◆ **Problem statement**
Reproduce the data exactly and drop any pictures it holds.

_ _ _ _ _ _ _

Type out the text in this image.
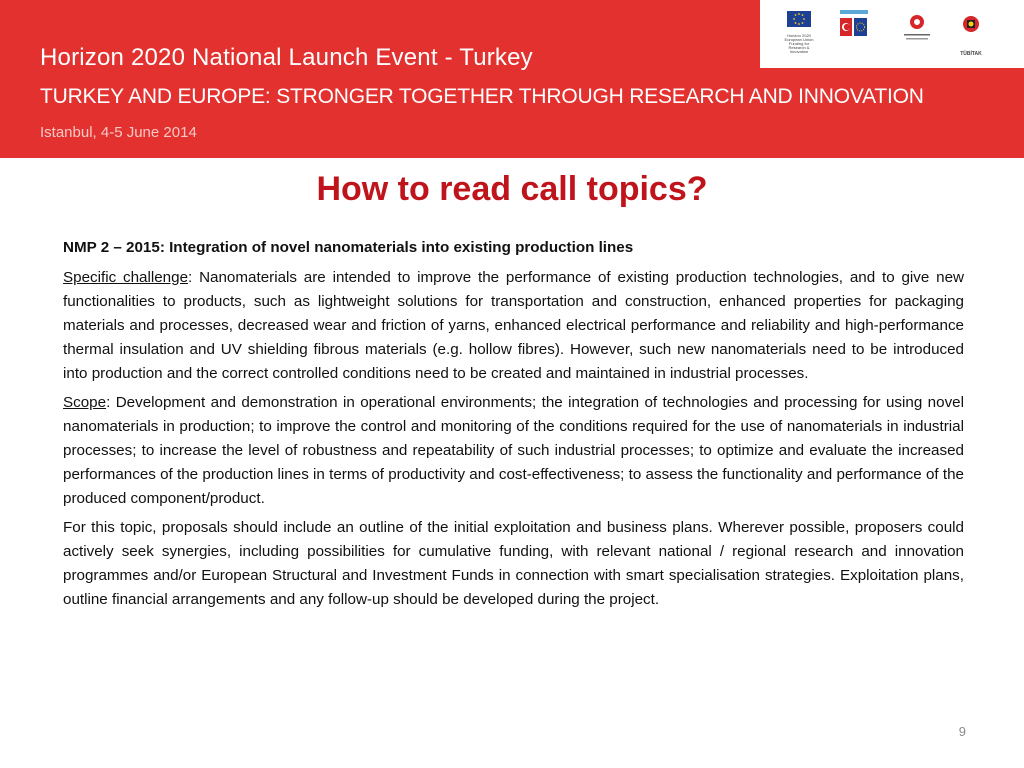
Horizon 2020 National Launch Event - Turkey
TURKEY AND EUROPE: STRONGER TOGETHER THROUGH RESEARCH AND INNOVATION
Istanbul, 4-5 June 2014
Horizon 2020 European Union Funding for Research & Innovation	TÜBİTAK
How to read call topics?

NMP 2 – 2015: Integration of novel nanomaterials into existing production lines

Specific challenge: Nanomaterials are intended to improve the performance of existing production technologies, and to give new functionalities to products, such as lightweight solutions for transportation and construction, enhanced properties for packaging materials and processes, decreased wear and friction of yarns, enhanced electrical performance and reliability and high-performance thermal insulation and UV shielding fibrous materials (e.g. hollow fibres). However, such new nanomaterials need to be introduced into production and the correct controlled conditions need to be created and maintained in industrial processes.

Scope: Development and demonstration in operational environments; the integration of technologies and processing for using novel nanomaterials in production; to improve the control and monitoring of the conditions required for the use of nanomaterials in industrial processes; to increase the level of robustness and repeatability of such industrial processes; to optimize and evaluate the increased performances of the production lines in terms of productivity and cost-effectiveness; to assess the functionality and performance of the produced component/product.

For this topic, proposals should include an outline of the initial exploitation and business plans. Wherever possible, proposers could actively seek synergies, including possibilities for cumulative funding, with relevant national / regional research and innovation programmes and/or European Structural and Investment Funds in connection with smart specialisation strategies. Exploitation plans, outline financial arrangements and any follow-up should be developed during the project.

9
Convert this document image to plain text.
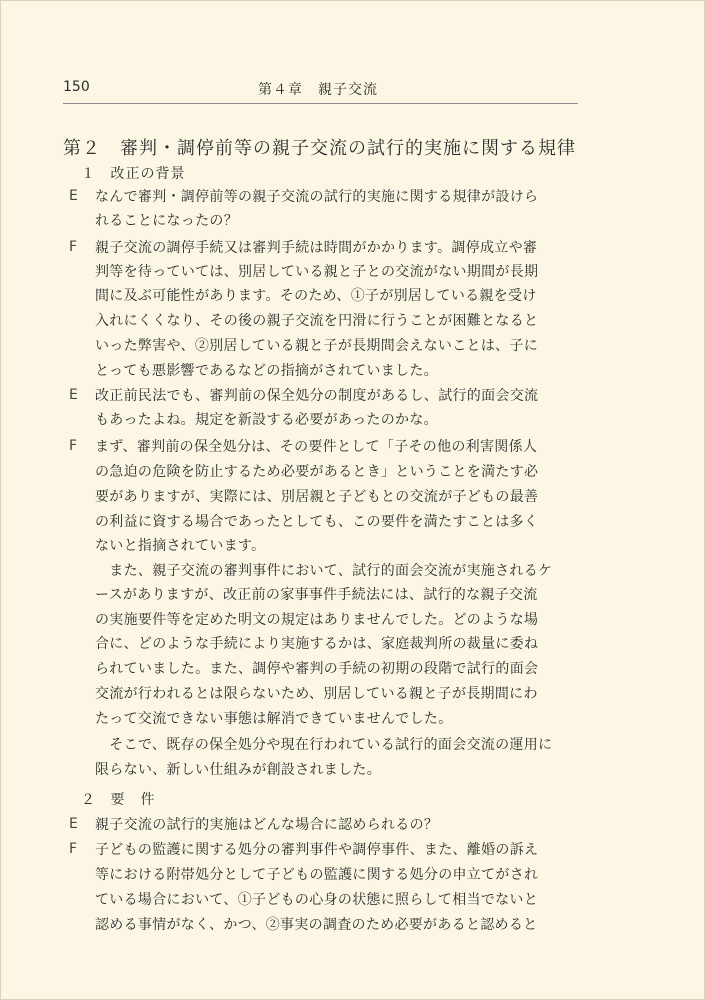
150	第４章　親子交流
第２　審判・調停前等の親子交流の試行的実施に関する規律
１ 改正の背景
E	なんで審判・調停前等の親子交流の試行的実施に関する規律が設けら
れることになったの？
F	親子交流の調停手続又は審判手続は時間がかかります。調停成立や審
判等を待っていては、別居している親と子との交流がない期間が長期
間に及ぶ可能性があります。そのため、①子が別居している親を受け
入れにくくなり、その後の親子交流を円滑に行うことが困難となると
いった弊害や、②別居している親と子が長期間会えないことは、子に
とっても悪影響であるなどの指摘がされていました。
E	改正前民法でも、審判前の保全処分の制度があるし、試行的面会交流
もあったよね。規定を新設する必要があったのかな。
F	まず、審判前の保全処分は、その要件として「子その他の利害関係人
の急迫の危険を防止するため必要があるとき」ということを満たす必
要がありますが、実際には、別居親と子どもとの交流が子どもの最善
の利益に資する場合であったとしても、この要件を満たすことは多く
ないと指摘されています。
　また、親子交流の審判事件において、試行的面会交流が実施されるケ
ースがありますが、改正前の家事事件手続法には、試行的な親子交流
の実施要件等を定めた明文の規定はありませんでした。どのような場
合に、どのような手続により実施するかは、家庭裁判所の裁量に委ね
られていました。また、調停や審判の手続の初期の段階で試行的面会
交流が行われるとは限らないため、別居している親と子が長期間にわ
たって交流できない事態は解消できていませんでした。
　そこで、既存の保全処分や現在行われている試行的面会交流の運用に
限らない、新しい仕組みが創設されました。
２ 要　件
E	親子交流の試行的実施はどんな場合に認められるの？
F	子どもの監護に関する処分の審判事件や調停事件、また、離婚の訴え
等における附帯処分として子どもの監護に関する処分の申立てがされ
ている場合において、①子どもの心身の状態に照らして相当でないと
認める事情がなく、かつ、②事実の調査のため必要があると認めると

_ _ _ _ _ _ _

◆ **Reply**
Type out the text in this image.
Horizon 2020 National Launch Event - Turkey
TURKEY AND EUROPE: STRONGER TOGETHER THROUGH RESEARCH AND INNOVATION
Istanbul, 4-5 June 2014
Horizon 2020 European Union Funding for Research & Innovation	TÜBİTAK
How to read call topics?

NMP 2 – 2015: Integration of novel nanomaterials into existing production lines

Specific challenge: Nanomaterials are intended to improve the performance of existing production technologies, and to give new functionalities to products, such as lightweight solutions for transportation and construction, enhanced properties for packaging materials and processes, decreased wear and friction of yarns, enhanced electrical performance and reliability and high-performance thermal insulation and UV shielding fibrous materials (e.g. hollow fibres). However, such new nanomaterials need to be introduced into production and the correct controlled conditions need to be created and maintained in industrial processes.

Scope: Development and demonstration in operational environments; the integration of technologies and processing for using novel nanomaterials in production; to improve the control and monitoring of the conditions required for the use of nanomaterials in industrial processes; to increase the level of robustness and repeatability of such industrial processes; to optimize and evaluate the increased performances of the production lines in terms of productivity and cost-effectiveness; to assess the functionality and performance of the produced component/product.

For this topic, proposals should include an outline of the initial exploitation and business plans. Wherever possible, proposers could actively seek synergies, including possibilities for cumulative funding, with relevant national / regional research and innovation programmes and/or European Structural and Investment Funds in connection with smart specialisation strategies. Exploitation plans, outline financial arrangements and any follow-up should be developed during the project.

9
Convert this document image to plain text.
150	第４章　親子交流
第２　審判・調停前等の親子交流の試行的実施に関する規律
１ 改正の背景
E	なんで審判・調停前等の親子交流の試行的実施に関する規律が設けら
れることになったの？
F	親子交流の調停手続又は審判手続は時間がかかります。調停成立や審
判等を待っていては、別居している親と子との交流がない期間が長期
間に及ぶ可能性があります。そのため、①子が別居している親を受け
入れにくくなり、その後の親子交流を円滑に行うことが困難となると
いった弊害や、②別居している親と子が長期間会えないことは、子に
とっても悪影響であるなどの指摘がされていました。
E	改正前民法でも、審判前の保全処分の制度があるし、試行的面会交流
もあったよね。規定を新設する必要があったのかな。
F	まず、審判前の保全処分は、その要件として「子その他の利害関係人
の急迫の危険を防止するため必要があるとき」ということを満たす必
要がありますが、実際には、別居親と子どもとの交流が子どもの最善
の利益に資する場合であったとしても、この要件を満たすことは多く
ないと指摘されています。
　また、親子交流の審判事件において、試行的面会交流が実施されるケ
ースがありますが、改正前の家事事件手続法には、試行的な親子交流
の実施要件等を定めた明文の規定はありませんでした。どのような場
合に、どのような手続により実施するかは、家庭裁判所の裁量に委ね
られていました。また、調停や審判の手続の初期の段階で試行的面会
交流が行われるとは限らないため、別居している親と子が長期間にわ
たって交流できない事態は解消できていませんでした。
　そこで、既存の保全処分や現在行われている試行的面会交流の運用に
限らない、新しい仕組みが創設されました。
２ 要　件
E	親子交流の試行的実施はどんな場合に認められるの？
F	子どもの監護に関する処分の審判事件や調停事件、また、離婚の訴え
等における附帯処分として子どもの監護に関する処分の申立てがされ
ている場合において、①子どもの心身の状態に照らして相当でないと
認める事情がなく、かつ、②事実の調査のため必要があると認めると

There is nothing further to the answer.